▶ YOUR TASK: Render the rows, from the first line through the line containing "5, 1255, 21]", as a numbered list with any blank lines omitted.

# START OF PROVIDED ENTRIES

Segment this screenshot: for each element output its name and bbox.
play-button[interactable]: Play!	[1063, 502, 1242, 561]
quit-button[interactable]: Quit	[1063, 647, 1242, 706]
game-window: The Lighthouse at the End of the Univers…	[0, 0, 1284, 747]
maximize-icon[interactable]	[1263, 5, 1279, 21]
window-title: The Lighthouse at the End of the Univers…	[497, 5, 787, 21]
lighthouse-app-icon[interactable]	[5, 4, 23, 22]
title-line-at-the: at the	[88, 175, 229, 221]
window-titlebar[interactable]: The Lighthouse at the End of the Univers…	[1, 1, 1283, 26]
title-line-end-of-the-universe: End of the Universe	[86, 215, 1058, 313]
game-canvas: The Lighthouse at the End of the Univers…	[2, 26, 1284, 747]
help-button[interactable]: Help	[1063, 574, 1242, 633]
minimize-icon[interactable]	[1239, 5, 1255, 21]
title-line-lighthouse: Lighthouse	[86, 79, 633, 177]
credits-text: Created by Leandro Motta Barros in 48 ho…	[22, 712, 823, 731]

# END OF PROVIDED ENTRIES

▶ RESPONSE TO THE TASK:
1. Segment this screenshot: for each element output its name and bbox.
2. play-button[interactable]: Play!	[1063, 502, 1242, 561]
3. quit-button[interactable]: Quit	[1063, 647, 1242, 706]
4. game-window: The Lighthouse at the End of the Univers…	[0, 0, 1284, 747]
5. maximize-icon[interactable]	[1263, 5, 1279, 21]
6. window-title: The Lighthouse at the End of the Univers…	[497, 5, 787, 21]
7. lighthouse-app-icon[interactable]	[5, 4, 23, 22]
8. title-line-at-the: at the	[88, 175, 229, 221]
9. window-titlebar[interactable]: The Lighthouse at the End of the Univers…	[1, 1, 1283, 26]
10. title-line-end-of-the-universe: End of the Universe	[86, 215, 1058, 313]
11. game-canvas: The Lighthouse at the End of the Univers…	[2, 26, 1284, 747]
12. help-button[interactable]: Help	[1063, 574, 1242, 633]
13. minimize-icon[interactable]	[1239, 5, 1255, 21]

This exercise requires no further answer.